Collection entries
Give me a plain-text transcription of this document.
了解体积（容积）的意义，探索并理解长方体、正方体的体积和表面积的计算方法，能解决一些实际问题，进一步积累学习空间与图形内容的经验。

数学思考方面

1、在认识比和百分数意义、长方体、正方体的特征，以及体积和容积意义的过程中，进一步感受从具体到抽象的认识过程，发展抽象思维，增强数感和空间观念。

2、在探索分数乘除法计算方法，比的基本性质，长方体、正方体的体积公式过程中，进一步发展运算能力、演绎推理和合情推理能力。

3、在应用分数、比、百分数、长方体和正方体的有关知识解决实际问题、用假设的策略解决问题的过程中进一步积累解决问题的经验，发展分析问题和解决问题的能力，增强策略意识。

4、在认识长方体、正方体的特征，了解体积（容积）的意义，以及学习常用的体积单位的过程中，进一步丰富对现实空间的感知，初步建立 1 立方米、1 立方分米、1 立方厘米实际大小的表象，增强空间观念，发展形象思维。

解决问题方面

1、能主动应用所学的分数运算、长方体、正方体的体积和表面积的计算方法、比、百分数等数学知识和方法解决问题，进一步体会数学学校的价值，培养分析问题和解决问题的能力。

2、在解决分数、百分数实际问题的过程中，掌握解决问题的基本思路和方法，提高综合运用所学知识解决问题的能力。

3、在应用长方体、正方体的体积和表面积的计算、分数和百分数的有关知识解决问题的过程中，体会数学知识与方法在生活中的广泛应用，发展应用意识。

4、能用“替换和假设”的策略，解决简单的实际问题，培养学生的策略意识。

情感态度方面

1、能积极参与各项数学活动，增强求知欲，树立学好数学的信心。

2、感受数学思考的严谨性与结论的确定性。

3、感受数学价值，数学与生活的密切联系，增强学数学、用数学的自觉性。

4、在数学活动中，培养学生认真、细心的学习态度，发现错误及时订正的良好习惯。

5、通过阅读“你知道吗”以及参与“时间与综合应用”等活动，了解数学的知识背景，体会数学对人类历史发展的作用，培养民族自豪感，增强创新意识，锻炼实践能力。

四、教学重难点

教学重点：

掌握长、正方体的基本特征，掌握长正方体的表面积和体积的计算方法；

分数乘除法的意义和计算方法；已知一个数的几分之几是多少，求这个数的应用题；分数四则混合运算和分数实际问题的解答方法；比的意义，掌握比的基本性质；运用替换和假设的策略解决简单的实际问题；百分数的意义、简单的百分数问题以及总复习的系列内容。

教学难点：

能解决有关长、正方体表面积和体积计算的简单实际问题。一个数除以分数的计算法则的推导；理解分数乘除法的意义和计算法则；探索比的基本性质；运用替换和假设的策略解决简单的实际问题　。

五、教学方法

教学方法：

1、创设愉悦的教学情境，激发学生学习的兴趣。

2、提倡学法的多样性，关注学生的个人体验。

**What you need to do**.
Within the data above, pick out all lines holding the word "正方体的特征".

**Result of this task**.
1、在认识比和百分数意义、长方体、正方体的特征，以及体积和容积意义的过程中，进一步感受从具体到抽象的认识过程，发展抽象思维，增强数感和空间观念。
4、在认识长方体、正方体的特征，了解体积（容积）的意义，以及学习常用的体积单位的过程中，进一步丰富对现实空间的感知，初步建立 1 立方米、1 立方分米、1 立方厘米实际大小的表象，增强空间观念，发展形象思维。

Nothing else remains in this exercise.